──────── ENTRIES SHOWN

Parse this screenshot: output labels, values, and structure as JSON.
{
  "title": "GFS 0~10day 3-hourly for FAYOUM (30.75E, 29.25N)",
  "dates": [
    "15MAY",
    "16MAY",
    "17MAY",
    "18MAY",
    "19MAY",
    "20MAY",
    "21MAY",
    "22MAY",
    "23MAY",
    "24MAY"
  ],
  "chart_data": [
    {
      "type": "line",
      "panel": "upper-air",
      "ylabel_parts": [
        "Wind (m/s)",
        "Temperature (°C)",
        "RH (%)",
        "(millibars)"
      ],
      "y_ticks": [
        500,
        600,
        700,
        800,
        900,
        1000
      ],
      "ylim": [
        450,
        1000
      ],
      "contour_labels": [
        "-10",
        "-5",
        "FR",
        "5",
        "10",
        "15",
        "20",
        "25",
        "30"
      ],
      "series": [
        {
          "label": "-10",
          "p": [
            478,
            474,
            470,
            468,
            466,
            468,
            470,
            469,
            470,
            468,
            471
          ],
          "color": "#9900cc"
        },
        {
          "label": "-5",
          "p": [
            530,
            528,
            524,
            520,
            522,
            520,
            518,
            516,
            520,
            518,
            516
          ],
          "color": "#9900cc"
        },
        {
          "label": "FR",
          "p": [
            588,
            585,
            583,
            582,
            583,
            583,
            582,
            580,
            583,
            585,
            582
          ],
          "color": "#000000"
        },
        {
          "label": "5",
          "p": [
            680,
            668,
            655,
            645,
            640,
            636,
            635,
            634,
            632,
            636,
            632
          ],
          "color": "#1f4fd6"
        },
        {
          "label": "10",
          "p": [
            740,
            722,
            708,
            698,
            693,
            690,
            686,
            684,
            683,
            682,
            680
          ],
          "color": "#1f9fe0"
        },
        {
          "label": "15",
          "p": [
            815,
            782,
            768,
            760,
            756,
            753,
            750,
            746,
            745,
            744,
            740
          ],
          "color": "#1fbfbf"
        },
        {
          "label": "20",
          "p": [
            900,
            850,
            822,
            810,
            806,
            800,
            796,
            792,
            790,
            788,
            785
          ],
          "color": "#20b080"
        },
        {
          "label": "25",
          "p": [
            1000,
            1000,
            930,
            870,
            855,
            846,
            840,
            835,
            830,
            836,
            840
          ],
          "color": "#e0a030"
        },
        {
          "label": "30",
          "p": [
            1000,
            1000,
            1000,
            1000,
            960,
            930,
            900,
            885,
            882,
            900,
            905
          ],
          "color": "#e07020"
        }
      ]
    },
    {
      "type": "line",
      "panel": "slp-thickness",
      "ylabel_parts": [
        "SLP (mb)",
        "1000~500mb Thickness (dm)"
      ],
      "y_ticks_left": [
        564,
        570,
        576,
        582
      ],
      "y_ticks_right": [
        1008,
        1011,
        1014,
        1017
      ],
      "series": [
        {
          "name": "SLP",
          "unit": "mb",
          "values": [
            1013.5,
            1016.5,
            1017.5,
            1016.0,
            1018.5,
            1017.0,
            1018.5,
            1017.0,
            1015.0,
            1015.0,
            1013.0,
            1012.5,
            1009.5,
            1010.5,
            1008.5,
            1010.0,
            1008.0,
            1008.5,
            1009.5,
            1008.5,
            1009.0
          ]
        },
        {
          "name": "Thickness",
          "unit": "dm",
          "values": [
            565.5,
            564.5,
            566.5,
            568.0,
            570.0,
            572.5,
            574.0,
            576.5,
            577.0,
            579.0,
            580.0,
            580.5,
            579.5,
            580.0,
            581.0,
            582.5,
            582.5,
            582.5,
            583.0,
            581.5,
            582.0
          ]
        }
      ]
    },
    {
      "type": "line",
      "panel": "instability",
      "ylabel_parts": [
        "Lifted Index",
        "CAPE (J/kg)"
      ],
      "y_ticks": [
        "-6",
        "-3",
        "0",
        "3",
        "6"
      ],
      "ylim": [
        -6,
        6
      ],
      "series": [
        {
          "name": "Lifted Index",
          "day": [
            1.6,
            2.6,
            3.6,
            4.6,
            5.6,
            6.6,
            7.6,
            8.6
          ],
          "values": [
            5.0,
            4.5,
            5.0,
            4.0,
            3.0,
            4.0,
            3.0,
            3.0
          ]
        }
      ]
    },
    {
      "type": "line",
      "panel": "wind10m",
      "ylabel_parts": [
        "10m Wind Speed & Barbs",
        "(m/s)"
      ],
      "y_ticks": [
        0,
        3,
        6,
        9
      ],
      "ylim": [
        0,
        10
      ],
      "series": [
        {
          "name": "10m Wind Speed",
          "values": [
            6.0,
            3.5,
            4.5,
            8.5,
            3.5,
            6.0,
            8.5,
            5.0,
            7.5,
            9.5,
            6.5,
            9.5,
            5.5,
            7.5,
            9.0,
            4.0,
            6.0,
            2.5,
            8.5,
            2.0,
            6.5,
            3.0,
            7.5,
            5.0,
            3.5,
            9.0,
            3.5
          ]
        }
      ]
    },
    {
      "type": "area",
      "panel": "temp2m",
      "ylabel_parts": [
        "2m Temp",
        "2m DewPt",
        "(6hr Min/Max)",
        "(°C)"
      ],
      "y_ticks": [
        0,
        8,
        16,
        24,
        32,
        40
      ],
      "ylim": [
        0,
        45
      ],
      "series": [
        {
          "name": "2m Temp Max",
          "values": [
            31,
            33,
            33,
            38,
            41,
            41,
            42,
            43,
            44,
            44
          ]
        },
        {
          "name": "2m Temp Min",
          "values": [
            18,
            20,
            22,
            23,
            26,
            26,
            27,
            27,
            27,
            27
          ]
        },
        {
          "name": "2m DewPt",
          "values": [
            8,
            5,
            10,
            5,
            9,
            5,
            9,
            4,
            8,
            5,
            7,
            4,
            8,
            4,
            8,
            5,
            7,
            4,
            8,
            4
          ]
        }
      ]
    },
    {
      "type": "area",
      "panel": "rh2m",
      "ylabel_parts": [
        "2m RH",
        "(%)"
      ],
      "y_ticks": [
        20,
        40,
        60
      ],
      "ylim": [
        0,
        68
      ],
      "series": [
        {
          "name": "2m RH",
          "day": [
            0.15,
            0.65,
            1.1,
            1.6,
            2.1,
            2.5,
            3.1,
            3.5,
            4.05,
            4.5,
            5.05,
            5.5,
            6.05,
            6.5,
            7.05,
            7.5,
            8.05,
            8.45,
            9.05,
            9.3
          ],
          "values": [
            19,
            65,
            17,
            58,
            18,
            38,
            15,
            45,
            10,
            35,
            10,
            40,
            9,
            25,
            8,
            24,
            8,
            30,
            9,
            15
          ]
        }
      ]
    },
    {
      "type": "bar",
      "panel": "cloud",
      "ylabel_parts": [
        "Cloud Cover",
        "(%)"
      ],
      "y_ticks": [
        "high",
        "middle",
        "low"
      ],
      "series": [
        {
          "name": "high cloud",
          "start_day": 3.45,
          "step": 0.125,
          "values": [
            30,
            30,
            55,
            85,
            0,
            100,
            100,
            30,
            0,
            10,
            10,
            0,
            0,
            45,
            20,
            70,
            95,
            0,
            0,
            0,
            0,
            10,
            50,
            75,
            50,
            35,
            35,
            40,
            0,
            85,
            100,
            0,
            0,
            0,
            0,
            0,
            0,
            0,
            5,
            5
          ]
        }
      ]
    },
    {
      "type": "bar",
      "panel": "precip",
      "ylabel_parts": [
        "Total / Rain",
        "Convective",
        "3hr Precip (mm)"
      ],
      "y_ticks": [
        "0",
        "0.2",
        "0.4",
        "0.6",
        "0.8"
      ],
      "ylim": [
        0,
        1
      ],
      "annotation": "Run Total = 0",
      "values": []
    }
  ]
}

────────────────

▸ **WHAT YOU SHOULD DO**
The records above should be restated word for word, please.

▸ **TASK RESPONSE**
Parse this screenshot: output labels, values, and structure as JSON.
{
  "title": "GFS 0~10day 3-hourly for FAYOUM (30.75E, 29.25N)",
  "dates": [
    "15MAY",
    "16MAY",
    "17MAY",
    "18MAY",
    "19MAY",
    "20MAY",
    "21MAY",
    "22MAY",
    "23MAY",
    "24MAY"
  ],
  "chart_data": [
    {
      "type": "line",
      "panel": "upper-air",
      "ylabel_parts": [
        "Wind (m/s)",
        "Temperature (°C)",
        "RH (%)",
        "(millibars)"
      ],
      "y_ticks": [
        500,
        600,
        700,
        800,
        900,
        1000
      ],
      "ylim": [
        450,
        1000
      ],
      "contour_labels": [
        "-10",
        "-5",
        "FR",
        "5",
        "10",
        "15",
        "20",
        "25",
        "30"
      ],
      "series": [
        {
          "label": "-10",
          "p": [
            478,
            474,
            470,
            468,
            466,
            468,
            470,
            469,
            470,
            468,
            471
          ],
          "color": "#9900cc"
        },
        {
          "label": "-5",
          "p": [
            530,
            528,
            524,
            520,
            522,
            520,
            518,
            516,
            520,
            518,
            516
          ],
          "color": "#9900cc"
        },
        {
          "label": "FR",
          "p": [
            588,
            585,
            583,
            582,
            583,
            583,
            582,
            580,
            583,
            585,
            582
          ],
          "color": "#000000"
        },
        {
          "label": "5",
          "p": [
            680,
            668,
            655,
            645,
            640,
            636,
            635,
            634,
            632,
            636,
            632
          ],
          "color": "#1f4fd6"
        },
        {
          "label": "10",
          "p": [
            740,
            722,
            708,
            698,
            693,
            690,
            686,
            684,
            683,
            682,
            680
          ],
          "color": "#1f9fe0"
        },
        {
          "label": "15",
          "p": [
            815,
            782,
            768,
            760,
            756,
            753,
            750,
            746,
            745,
            744,
            740
          ],
          "color": "#1fbfbf"
        },
        {
          "label": "20",
          "p": [
            900,
            850,
            822,
            810,
            806,
            800,
            796,
            792,
            790,
            788,
            785
          ],
          "color": "#20b080"
        },
        {
          "label": "25",
          "p": [
            1000,
            1000,
            930,
            870,
            855,
            846,
            840,
            835,
            830,
            836,
            840
          ],
          "color": "#e0a030"
        },
        {
          "label": "30",
          "p": [
            1000,
            1000,
            1000,
            1000,
            960,
            930,
            900,
            885,
            882,
            900,
            905
          ],
          "color": "#e07020"
        }
      ]
    },
    {
      "type": "line",
      "panel": "slp-thickness",
      "ylabel_parts": [
        "SLP (mb)",
        "1000~500mb Thickness (dm)"
      ],
      "y_ticks_left": [
        564,
        570,
        576,
        582
      ],
      "y_ticks_right": [
        1008,
        1011,
        1014,
        1017
      ],
      "series": [
        {
          "name": "SLP",
          "unit": "mb",
          "values": [
            1013.5,
            1016.5,
            1017.5,
            1016.0,
            1018.5,
            1017.0,
            1018.5,
            1017.0,
            1015.0,
            1015.0,
            1013.0,
            1012.5,
            1009.5,
            1010.5,
            1008.5,
            1010.0,
            1008.0,
            1008.5,
            1009.5,
            1008.5,
            1009.0
          ]
        },
        {
          "name": "Thickness",
          "unit": "dm",
          "values": [
            565.5,
            564.5,
            566.5,
            568.0,
            570.0,
            572.5,
            574.0,
            576.5,
            577.0,
            579.0,
            580.0,
            580.5,
            579.5,
            580.0,
            581.0,
            582.5,
            582.5,
            582.5,
            583.0,
            581.5,
            582.0
          ]
        }
      ]
    },
    {
      "type": "line",
      "panel": "instability",
      "ylabel_parts": [
        "Lifted Index",
        "CAPE (J/kg)"
      ],
      "y_ticks": [
        "-6",
        "-3",
        "0",
        "3",
        "6"
      ],
      "ylim": [
        -6,
        6
      ],
      "series": [
        {
          "name": "Lifted Index",
          "day": [
            1.6,
            2.6,
            3.6,
            4.6,
            5.6,
            6.6,
            7.6,
            8.6
          ],
          "values": [
            5.0,
            4.5,
            5.0,
            4.0,
            3.0,
            4.0,
            3.0,
            3.0
          ]
        }
      ]
    },
    {
      "type": "line",
      "panel": "wind10m",
      "ylabel_parts": [
        "10m Wind Speed & Barbs",
        "(m/s)"
      ],
      "y_ticks": [
        0,
        3,
        6,
        9
      ],
      "ylim": [
        0,
        10
      ],
      "series": [
        {
          "name": "10m Wind Speed",
          "values": [
            6.0,
            3.5,
            4.5,
            8.5,
            3.5,
            6.0,
            8.5,
            5.0,
            7.5,
            9.5,
            6.5,
            9.5,
            5.5,
            7.5,
            9.0,
            4.0,
            6.0,
            2.5,
            8.5,
            2.0,
            6.5,
            3.0,
            7.5,
            5.0,
            3.5,
            9.0,
            3.5
          ]
        }
      ]
    },
    {
      "type": "area",
      "panel": "temp2m",
      "ylabel_parts": [
        "2m Temp",
        "2m DewPt",
        "(6hr Min/Max)",
        "(°C)"
      ],
      "y_ticks": [
        0,
        8,
        16,
        24,
        32,
        40
      ],
      "ylim": [
        0,
        45
      ],
      "series": [
        {
          "name": "2m Temp Max",
          "values": [
            31,
            33,
            33,
            38,
            41,
            41,
            42,
            43,
            44,
            44
          ]
        },
        {
          "name": "2m Temp Min",
          "values": [
            18,
            20,
            22,
            23,
            26,
            26,
            27,
            27,
            27,
            27
          ]
        },
        {
          "name": "2m DewPt",
          "values": [
            8,
            5,
            10,
            5,
            9,
            5,
            9,
            4,
            8,
            5,
            7,
            4,
            8,
            4,
            8,
            5,
            7,
            4,
            8,
            4
          ]
        }
      ]
    },
    {
      "type": "area",
      "panel": "rh2m",
      "ylabel_parts": [
        "2m RH",
        "(%)"
      ],
      "y_ticks": [
        20,
        40,
        60
      ],
      "ylim": [
        0,
        68
      ],
      "series": [
        {
          "name": "2m RH",
          "day": [
            0.15,
            0.65,
            1.1,
            1.6,
            2.1,
            2.5,
            3.1,
            3.5,
            4.05,
            4.5,
            5.05,
            5.5,
            6.05,
            6.5,
            7.05,
            7.5,
            8.05,
            8.45,
            9.05,
            9.3
          ],
          "values": [
            19,
            65,
            17,
            58,
            18,
            38,
            15,
            45,
            10,
            35,
            10,
            40,
            9,
            25,
            8,
            24,
            8,
            30,
            9,
            15
          ]
        }
      ]
    },
    {
      "type": "bar",
      "panel": "cloud",
      "ylabel_parts": [
        "Cloud Cover",
        "(%)"
      ],
      "y_ticks": [
        "high",
        "middle",
        "low"
      ],
      "series": [
        {
          "name": "high cloud",
          "start_day": 3.45,
          "step": 0.125,
          "values": [
            30,
            30,
            55,
            85,
            0,
            100,
            100,
            30,
            0,
            10,
            10,
            0,
            0,
            45,
            20,
            70,
            95,
            0,
            0,
            0,
            0,
            10,
            50,
            75,
            50,
            35,
            35,
            40,
            0,
            85,
            100,
            0,
            0,
            0,
            0,
            0,
            0,
            0,
            5,
            5
          ]
        }
      ]
    },
    {
      "type": "bar",
      "panel": "precip",
      "ylabel_parts": [
        "Total / Rain",
        "Convective",
        "3hr Precip (mm)"
      ],
      "y_ticks": [
        "0",
        "0.2",
        "0.4",
        "0.6",
        "0.8"
      ],
      "ylim": [
        0,
        1
      ],
      "annotation": "Run Total = 0",
      "values": []
    }
  ]
}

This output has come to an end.